• Direction: Pull each line holding the word "color" from the data.

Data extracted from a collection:
## BEGIN
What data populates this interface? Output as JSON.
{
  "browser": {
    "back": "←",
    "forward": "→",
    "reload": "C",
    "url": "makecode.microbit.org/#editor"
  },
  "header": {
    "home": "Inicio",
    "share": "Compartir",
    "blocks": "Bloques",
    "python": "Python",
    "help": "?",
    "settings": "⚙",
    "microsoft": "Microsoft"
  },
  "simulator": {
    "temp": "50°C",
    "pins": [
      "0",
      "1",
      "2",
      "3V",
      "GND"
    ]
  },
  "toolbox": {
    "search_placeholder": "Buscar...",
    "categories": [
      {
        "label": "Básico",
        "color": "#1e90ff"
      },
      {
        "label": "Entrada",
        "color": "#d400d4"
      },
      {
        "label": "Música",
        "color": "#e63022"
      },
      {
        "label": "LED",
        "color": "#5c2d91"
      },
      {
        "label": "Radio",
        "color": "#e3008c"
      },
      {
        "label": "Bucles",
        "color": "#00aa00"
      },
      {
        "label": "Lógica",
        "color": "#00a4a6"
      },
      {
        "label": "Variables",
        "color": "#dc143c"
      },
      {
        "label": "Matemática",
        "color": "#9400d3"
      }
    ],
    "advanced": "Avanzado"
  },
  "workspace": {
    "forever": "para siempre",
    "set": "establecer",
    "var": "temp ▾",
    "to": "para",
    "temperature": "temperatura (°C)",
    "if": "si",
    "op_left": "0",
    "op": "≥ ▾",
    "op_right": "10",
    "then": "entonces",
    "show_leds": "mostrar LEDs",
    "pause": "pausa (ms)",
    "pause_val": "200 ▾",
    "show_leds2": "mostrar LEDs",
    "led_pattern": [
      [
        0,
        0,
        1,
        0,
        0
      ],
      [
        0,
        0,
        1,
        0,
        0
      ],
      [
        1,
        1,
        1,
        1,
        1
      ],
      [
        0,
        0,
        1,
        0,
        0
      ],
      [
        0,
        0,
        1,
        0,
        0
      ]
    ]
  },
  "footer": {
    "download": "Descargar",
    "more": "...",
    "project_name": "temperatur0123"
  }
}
## END
• Correct response:
        "color": "#1e90ff"
        "color": "#d400d4"
        "color": "#e63022"
        "color": "#5c2d91"
        "color": "#e3008c"
        "color": "#00aa00"
        "color": "#00a4a6"
        "color": "#dc143c"
        "color": "#9400d3"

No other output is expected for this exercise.